start

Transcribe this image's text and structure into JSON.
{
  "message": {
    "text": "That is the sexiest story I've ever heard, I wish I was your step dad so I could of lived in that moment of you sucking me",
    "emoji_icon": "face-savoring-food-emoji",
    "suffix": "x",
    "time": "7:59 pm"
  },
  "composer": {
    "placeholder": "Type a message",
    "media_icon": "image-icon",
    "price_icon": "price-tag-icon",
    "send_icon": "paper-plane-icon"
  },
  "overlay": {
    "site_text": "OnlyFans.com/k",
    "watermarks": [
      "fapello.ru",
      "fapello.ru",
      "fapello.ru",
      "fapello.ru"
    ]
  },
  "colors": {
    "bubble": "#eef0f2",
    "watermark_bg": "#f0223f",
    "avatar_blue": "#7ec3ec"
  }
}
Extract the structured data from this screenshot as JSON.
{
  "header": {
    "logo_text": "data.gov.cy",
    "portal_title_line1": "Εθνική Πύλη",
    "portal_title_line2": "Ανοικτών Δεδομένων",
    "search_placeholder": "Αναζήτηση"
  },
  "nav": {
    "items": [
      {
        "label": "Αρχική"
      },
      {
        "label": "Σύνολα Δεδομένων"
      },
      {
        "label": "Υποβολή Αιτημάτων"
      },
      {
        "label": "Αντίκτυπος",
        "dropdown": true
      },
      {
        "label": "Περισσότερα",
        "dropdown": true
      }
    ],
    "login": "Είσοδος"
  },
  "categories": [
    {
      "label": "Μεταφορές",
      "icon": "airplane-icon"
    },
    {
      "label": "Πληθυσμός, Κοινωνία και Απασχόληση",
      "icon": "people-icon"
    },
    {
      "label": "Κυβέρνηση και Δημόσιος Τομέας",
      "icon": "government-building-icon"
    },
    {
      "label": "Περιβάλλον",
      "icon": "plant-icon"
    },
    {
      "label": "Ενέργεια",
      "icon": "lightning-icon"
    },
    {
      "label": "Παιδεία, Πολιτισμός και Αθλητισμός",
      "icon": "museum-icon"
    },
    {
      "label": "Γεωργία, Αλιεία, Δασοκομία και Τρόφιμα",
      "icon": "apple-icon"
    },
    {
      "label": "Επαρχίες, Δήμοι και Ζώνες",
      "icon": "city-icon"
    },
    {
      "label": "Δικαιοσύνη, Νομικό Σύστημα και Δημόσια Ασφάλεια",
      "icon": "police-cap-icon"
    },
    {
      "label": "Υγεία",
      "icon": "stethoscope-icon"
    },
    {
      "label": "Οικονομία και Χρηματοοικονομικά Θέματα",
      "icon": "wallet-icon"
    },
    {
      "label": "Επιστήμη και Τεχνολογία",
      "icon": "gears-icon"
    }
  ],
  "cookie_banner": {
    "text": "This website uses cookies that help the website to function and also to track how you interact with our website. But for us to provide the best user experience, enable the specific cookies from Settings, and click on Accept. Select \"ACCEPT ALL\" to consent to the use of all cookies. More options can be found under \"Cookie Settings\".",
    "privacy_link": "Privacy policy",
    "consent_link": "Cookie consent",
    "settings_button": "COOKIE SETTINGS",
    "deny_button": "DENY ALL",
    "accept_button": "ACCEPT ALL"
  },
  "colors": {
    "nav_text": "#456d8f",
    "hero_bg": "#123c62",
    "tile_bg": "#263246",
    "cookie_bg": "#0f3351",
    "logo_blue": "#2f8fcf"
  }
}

end

[WORK REQUIRED] Check each line of the records for the word "data" and extract those that contain it.

[RESULT BELOW]
Extract the structured data from this screenshot as JSON.
    "logo_text": "data.gov.cy",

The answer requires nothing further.